WHAT YOU WILL DO → Copy out every line of the records where the string "negative" occurs.

Extracted data entries →
#####

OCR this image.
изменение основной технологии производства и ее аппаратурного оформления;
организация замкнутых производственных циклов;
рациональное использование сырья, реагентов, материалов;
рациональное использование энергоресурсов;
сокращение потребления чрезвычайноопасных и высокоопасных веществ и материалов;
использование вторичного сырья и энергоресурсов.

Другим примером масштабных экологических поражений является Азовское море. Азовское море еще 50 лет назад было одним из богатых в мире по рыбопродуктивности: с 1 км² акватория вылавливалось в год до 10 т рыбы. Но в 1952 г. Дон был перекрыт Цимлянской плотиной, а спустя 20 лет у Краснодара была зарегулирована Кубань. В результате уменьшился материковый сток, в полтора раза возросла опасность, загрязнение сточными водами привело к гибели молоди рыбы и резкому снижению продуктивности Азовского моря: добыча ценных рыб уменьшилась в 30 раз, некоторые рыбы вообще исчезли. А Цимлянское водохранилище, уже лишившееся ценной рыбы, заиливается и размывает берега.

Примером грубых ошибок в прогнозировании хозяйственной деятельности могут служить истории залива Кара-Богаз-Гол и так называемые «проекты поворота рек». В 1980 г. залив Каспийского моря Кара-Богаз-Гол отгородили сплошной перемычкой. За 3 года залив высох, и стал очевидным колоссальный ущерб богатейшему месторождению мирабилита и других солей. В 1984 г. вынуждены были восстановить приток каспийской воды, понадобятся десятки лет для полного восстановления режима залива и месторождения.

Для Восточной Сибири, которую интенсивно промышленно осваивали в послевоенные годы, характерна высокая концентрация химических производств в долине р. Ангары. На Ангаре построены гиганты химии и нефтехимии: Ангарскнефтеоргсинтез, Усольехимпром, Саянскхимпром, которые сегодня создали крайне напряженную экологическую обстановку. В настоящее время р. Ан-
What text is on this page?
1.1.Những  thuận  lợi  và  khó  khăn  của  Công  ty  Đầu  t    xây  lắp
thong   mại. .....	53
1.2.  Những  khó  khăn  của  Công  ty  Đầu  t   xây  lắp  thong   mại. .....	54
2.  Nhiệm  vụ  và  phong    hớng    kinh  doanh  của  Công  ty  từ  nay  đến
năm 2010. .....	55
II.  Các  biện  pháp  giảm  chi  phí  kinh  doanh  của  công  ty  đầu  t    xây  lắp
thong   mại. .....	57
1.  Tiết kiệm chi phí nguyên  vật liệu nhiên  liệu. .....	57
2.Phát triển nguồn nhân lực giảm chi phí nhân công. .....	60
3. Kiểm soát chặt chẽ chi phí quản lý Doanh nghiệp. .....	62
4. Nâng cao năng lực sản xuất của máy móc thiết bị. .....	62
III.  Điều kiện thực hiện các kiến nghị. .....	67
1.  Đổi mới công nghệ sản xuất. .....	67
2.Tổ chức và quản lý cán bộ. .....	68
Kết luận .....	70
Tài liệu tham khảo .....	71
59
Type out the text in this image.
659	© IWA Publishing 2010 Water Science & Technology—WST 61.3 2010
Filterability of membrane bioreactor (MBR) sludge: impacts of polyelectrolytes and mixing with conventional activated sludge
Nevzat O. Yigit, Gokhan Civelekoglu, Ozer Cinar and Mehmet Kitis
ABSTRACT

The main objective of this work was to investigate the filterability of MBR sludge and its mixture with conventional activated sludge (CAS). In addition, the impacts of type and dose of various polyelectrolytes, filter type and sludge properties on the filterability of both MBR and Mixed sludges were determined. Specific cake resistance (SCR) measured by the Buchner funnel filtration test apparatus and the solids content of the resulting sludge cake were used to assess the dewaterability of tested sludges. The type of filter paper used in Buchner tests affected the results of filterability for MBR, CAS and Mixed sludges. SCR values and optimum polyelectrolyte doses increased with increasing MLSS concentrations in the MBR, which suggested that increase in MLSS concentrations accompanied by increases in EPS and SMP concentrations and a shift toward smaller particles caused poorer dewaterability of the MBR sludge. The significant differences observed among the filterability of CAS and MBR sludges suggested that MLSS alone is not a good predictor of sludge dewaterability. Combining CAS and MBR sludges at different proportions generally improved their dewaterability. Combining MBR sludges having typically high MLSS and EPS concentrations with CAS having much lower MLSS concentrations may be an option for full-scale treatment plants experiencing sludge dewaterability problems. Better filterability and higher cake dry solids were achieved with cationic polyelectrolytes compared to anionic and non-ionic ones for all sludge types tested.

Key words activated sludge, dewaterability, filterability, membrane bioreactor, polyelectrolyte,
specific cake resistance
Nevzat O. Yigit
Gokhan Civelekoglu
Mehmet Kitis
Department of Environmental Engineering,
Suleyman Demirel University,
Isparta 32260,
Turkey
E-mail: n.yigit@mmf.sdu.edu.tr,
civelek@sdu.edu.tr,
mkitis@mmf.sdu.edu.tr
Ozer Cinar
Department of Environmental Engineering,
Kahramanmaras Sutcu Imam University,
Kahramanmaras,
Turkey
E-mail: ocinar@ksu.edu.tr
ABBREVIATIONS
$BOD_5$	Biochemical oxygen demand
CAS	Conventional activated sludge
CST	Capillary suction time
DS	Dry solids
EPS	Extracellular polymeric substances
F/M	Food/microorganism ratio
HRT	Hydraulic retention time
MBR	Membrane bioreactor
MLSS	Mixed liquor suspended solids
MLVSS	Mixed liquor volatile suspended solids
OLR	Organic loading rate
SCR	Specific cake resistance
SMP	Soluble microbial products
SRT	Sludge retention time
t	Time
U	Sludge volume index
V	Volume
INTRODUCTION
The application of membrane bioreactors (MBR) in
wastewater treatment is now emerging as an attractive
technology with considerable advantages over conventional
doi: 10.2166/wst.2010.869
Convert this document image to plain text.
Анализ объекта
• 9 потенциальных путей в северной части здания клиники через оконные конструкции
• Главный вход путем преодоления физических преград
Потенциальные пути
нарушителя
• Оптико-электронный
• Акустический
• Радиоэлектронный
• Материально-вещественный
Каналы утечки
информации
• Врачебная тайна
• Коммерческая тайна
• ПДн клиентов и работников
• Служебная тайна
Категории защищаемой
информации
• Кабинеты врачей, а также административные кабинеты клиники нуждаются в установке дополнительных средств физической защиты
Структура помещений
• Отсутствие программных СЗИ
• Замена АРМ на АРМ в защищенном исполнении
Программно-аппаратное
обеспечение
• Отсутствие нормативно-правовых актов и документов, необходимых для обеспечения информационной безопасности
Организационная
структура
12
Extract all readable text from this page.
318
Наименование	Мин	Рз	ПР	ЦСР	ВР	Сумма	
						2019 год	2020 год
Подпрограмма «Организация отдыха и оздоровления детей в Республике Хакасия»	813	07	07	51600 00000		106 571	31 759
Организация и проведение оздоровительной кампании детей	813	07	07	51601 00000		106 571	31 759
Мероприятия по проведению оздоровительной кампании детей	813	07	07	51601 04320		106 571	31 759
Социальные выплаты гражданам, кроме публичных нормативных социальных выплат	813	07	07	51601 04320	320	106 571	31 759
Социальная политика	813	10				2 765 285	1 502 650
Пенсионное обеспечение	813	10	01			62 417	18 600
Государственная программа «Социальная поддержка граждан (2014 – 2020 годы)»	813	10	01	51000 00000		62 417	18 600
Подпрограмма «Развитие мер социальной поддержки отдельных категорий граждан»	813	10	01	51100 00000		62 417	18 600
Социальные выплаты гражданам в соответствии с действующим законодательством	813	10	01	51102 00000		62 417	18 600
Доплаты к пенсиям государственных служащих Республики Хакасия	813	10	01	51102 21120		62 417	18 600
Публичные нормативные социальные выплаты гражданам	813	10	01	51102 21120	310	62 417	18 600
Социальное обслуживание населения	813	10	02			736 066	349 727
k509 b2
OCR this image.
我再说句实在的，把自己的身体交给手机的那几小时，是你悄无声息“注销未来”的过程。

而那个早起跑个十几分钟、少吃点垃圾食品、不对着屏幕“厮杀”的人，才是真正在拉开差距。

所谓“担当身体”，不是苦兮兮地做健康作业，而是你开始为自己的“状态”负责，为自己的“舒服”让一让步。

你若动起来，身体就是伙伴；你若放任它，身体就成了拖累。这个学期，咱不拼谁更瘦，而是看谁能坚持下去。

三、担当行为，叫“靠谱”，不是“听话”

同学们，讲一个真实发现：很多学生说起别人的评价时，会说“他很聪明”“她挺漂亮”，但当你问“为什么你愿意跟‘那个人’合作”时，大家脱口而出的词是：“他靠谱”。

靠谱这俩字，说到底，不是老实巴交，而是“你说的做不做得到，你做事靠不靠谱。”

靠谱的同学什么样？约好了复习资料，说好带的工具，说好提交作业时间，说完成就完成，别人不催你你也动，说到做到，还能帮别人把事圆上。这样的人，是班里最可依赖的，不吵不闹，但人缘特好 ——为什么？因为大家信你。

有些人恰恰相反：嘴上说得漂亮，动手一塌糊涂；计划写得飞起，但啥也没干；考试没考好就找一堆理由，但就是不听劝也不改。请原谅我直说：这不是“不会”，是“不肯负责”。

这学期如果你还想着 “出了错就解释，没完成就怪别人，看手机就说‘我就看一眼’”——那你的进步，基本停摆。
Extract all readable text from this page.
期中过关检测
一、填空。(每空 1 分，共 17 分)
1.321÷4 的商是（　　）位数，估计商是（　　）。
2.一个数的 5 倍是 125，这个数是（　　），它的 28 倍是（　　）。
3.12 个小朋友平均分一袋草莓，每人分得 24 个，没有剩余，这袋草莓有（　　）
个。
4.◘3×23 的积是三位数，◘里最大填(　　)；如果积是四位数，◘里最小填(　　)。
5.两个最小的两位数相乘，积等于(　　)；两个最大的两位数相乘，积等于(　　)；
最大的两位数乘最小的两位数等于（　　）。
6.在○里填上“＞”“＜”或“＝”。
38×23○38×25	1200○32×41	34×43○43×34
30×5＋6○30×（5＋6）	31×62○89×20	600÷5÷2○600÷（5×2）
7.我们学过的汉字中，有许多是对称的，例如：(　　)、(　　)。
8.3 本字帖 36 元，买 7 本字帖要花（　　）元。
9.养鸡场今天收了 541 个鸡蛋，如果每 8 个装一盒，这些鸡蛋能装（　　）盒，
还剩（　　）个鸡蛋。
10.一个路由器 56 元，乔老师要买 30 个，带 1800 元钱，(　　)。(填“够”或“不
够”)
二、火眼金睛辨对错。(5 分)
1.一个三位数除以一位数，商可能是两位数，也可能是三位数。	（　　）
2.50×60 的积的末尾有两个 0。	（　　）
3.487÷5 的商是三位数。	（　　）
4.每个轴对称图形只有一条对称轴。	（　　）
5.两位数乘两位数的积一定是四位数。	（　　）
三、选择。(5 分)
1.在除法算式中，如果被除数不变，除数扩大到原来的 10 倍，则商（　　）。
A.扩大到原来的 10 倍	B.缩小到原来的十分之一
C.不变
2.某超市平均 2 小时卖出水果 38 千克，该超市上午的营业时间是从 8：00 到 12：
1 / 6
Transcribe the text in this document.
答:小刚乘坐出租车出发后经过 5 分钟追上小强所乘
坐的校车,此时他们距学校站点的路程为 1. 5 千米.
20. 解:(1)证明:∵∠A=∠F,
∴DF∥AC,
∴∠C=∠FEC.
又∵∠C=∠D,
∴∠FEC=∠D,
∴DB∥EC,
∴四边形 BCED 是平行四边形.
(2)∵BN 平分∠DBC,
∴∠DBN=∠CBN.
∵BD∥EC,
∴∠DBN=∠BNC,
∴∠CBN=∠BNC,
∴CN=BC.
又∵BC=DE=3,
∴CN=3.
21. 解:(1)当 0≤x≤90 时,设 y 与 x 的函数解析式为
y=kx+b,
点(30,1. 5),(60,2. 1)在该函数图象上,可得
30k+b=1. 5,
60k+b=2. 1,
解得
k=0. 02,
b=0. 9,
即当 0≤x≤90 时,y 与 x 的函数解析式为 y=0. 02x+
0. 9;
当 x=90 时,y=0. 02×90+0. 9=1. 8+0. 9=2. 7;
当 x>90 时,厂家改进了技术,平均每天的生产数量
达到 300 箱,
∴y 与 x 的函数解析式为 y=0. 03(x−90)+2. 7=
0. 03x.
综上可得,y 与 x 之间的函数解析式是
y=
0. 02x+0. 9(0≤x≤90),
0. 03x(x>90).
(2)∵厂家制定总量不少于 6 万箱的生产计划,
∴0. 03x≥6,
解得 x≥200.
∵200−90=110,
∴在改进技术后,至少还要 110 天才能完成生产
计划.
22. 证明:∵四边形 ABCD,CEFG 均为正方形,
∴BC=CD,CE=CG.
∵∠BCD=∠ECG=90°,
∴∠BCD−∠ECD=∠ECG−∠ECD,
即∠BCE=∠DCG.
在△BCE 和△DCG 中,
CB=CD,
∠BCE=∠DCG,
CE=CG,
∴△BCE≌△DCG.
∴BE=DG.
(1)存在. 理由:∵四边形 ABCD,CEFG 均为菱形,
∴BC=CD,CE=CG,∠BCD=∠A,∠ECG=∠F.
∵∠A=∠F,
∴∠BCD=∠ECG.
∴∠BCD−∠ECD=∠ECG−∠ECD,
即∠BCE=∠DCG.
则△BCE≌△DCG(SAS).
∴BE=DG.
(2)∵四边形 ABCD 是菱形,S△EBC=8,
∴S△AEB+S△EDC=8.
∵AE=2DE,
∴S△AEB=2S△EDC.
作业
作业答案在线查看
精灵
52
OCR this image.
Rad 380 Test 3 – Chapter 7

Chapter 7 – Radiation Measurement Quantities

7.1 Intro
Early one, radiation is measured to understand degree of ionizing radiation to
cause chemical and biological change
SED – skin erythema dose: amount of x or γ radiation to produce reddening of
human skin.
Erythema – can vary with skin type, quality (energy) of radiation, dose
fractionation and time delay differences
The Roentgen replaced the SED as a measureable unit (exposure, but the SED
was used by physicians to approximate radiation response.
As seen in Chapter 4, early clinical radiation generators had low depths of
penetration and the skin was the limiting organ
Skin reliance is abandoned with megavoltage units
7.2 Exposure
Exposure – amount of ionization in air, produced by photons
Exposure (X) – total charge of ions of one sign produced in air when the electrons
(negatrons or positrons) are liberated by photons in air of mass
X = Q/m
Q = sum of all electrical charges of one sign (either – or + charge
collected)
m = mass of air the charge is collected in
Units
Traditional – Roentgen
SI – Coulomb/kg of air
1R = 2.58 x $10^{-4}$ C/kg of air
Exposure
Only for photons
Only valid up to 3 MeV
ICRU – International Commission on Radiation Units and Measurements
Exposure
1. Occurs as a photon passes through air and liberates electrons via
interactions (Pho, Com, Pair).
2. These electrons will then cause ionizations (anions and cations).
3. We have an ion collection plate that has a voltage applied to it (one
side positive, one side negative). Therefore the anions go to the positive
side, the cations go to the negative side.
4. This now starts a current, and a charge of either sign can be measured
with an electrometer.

#####

REPLY →
side positive, one side negative). Therefore the anions go to the positive
side, the cations go to the negative side.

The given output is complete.